__WRITTEN REQUEST__. Copy out each line of the material below that holds the string "говоря".

Extracted records

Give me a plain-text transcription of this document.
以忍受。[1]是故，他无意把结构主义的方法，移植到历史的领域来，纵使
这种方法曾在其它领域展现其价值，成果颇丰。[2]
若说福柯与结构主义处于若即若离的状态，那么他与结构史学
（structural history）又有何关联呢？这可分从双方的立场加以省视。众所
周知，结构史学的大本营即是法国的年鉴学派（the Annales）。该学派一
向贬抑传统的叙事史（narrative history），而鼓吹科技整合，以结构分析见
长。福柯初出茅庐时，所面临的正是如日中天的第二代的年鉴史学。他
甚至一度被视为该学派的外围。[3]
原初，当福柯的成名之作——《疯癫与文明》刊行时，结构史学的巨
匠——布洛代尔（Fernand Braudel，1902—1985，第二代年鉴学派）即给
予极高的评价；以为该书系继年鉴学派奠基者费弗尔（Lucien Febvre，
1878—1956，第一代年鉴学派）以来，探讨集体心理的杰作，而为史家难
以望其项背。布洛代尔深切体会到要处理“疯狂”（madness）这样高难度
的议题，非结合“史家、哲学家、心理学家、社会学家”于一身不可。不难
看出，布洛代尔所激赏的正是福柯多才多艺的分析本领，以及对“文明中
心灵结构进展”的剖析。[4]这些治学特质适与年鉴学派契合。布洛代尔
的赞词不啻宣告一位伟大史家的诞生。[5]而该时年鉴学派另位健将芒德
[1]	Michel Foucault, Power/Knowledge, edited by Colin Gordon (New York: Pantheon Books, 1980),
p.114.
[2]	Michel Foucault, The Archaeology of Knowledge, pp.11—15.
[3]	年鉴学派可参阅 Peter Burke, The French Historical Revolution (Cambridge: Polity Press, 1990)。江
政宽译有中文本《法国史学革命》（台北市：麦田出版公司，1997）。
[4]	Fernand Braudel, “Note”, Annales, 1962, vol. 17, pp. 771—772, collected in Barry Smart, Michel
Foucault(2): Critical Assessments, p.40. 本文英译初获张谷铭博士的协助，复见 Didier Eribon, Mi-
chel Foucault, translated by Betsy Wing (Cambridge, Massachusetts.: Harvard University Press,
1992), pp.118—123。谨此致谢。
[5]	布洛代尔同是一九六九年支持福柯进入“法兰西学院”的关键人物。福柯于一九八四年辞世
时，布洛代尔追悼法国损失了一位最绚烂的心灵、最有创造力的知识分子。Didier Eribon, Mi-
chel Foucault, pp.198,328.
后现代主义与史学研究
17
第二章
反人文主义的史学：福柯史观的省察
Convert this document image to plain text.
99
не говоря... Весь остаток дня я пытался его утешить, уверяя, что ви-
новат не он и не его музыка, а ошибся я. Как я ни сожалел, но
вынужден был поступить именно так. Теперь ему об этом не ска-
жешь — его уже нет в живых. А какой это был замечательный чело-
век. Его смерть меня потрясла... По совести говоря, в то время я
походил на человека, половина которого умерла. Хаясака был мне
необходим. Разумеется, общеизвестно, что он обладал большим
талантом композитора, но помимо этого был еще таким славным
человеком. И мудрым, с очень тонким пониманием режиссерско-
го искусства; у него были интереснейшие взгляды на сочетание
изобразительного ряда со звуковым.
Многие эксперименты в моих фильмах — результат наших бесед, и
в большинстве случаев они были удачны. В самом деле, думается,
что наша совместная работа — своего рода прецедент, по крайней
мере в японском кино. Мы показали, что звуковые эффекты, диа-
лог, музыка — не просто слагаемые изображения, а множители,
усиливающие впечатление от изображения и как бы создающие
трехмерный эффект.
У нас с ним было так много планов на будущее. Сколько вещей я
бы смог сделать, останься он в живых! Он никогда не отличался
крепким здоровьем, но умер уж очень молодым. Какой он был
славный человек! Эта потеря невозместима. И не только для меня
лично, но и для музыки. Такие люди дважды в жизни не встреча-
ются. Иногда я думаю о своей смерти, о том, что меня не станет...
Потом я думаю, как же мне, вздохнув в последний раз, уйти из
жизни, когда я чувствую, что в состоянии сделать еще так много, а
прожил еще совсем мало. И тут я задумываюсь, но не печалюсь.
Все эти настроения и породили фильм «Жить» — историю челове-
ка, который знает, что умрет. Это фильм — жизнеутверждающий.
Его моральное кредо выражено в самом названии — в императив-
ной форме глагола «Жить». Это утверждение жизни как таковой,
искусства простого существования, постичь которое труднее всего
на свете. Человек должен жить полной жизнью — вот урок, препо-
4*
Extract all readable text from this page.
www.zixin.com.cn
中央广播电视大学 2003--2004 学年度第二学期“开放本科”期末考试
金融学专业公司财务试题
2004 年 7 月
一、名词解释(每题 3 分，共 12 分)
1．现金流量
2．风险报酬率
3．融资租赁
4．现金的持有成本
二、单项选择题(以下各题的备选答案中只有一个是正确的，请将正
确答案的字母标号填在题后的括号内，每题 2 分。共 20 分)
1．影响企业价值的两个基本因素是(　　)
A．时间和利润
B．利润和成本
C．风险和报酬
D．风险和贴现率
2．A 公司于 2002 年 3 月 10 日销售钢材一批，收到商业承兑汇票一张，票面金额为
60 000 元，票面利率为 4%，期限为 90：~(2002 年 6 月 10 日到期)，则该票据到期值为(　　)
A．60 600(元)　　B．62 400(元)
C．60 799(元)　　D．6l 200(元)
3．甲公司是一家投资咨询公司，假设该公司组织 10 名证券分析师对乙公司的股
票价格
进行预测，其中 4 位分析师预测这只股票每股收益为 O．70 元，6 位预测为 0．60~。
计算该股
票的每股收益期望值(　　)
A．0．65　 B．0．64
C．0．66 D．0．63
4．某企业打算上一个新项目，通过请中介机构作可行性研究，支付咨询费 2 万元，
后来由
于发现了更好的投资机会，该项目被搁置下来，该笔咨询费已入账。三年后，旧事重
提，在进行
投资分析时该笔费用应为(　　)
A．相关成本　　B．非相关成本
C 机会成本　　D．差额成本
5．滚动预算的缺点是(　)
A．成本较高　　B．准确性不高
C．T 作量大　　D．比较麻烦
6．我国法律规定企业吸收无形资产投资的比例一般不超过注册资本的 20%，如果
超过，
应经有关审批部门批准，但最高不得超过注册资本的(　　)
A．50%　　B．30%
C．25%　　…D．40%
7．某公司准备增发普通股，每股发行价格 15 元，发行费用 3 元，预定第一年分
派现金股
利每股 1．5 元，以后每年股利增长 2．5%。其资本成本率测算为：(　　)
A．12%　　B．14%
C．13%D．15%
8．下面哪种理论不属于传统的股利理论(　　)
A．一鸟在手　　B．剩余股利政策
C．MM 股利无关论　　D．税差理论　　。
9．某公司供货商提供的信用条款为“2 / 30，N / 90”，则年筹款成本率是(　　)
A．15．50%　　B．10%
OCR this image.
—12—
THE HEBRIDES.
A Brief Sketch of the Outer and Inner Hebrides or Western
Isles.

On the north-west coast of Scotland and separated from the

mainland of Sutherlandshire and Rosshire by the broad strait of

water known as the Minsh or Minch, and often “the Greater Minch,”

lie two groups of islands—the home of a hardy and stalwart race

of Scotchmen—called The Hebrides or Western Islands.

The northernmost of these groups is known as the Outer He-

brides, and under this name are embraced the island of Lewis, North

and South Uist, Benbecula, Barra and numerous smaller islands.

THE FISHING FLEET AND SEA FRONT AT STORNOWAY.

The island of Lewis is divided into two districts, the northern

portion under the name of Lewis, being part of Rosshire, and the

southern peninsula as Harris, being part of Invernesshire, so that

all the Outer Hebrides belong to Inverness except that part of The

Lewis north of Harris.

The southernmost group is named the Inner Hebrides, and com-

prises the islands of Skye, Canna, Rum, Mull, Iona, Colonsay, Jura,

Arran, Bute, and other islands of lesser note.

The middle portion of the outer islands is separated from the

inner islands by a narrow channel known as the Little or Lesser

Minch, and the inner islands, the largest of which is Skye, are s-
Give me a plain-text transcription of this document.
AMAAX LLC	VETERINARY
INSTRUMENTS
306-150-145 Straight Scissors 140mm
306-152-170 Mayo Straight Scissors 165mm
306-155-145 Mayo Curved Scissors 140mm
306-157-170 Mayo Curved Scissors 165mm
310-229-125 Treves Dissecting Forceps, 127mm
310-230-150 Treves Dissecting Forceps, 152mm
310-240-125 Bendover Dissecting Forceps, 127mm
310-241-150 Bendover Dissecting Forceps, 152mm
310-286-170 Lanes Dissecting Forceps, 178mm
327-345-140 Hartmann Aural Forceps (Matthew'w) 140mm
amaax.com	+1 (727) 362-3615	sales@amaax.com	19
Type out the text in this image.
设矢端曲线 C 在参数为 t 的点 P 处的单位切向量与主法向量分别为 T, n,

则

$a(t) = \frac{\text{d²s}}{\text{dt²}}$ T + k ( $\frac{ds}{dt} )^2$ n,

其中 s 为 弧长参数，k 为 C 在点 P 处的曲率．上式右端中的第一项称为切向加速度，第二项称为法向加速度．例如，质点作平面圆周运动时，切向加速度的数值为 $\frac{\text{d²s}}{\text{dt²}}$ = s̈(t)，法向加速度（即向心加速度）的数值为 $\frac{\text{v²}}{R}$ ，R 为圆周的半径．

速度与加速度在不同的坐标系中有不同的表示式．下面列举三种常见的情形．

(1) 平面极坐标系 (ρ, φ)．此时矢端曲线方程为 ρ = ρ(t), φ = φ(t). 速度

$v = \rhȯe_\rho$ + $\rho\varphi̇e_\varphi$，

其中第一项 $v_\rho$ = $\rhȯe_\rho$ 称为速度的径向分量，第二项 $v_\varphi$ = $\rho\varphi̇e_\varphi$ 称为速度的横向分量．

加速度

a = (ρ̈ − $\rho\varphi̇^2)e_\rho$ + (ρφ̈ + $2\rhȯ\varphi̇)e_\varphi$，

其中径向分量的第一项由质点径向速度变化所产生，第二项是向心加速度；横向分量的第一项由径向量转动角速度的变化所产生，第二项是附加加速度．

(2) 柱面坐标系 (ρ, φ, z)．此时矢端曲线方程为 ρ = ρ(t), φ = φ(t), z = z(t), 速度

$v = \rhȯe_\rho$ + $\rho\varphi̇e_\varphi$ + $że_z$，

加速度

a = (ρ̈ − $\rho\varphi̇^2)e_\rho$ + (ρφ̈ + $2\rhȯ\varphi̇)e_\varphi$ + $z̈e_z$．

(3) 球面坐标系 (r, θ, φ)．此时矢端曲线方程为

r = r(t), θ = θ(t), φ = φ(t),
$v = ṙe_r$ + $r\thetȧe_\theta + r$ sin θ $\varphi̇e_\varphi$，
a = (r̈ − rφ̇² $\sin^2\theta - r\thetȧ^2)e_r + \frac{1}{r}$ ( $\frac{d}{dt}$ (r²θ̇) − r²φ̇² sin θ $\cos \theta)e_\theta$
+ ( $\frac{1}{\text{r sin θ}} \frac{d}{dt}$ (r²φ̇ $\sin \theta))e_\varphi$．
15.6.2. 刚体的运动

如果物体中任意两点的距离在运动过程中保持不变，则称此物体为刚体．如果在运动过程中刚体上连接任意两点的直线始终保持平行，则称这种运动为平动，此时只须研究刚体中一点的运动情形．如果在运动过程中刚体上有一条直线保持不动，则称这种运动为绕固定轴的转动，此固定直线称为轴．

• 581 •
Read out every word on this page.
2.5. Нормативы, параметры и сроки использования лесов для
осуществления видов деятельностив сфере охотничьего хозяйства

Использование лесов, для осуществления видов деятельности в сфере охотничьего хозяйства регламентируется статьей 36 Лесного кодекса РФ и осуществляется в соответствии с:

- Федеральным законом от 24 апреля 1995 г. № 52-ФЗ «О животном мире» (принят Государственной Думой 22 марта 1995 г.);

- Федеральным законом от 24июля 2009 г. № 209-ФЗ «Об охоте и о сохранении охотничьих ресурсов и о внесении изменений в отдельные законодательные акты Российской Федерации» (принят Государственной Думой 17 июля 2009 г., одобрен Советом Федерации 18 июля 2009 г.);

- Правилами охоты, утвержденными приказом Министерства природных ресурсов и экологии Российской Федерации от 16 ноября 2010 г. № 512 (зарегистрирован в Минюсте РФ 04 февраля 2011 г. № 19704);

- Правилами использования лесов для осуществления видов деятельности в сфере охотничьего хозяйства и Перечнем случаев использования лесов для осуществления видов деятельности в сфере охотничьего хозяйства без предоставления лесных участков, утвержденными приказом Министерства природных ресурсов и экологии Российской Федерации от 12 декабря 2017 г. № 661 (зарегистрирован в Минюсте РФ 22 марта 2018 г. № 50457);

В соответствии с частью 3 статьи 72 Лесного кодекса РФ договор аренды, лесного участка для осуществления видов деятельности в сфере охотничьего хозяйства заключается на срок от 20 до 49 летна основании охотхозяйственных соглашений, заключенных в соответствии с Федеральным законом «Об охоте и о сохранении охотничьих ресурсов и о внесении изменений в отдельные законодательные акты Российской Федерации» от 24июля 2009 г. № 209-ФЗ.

__PROBLEM SOLUTION__.
не говоря... Весь остаток дня я пытался его утешить, уверяя, что ви-
век. Его смерть меня потрясла... По совести говоря, в то время я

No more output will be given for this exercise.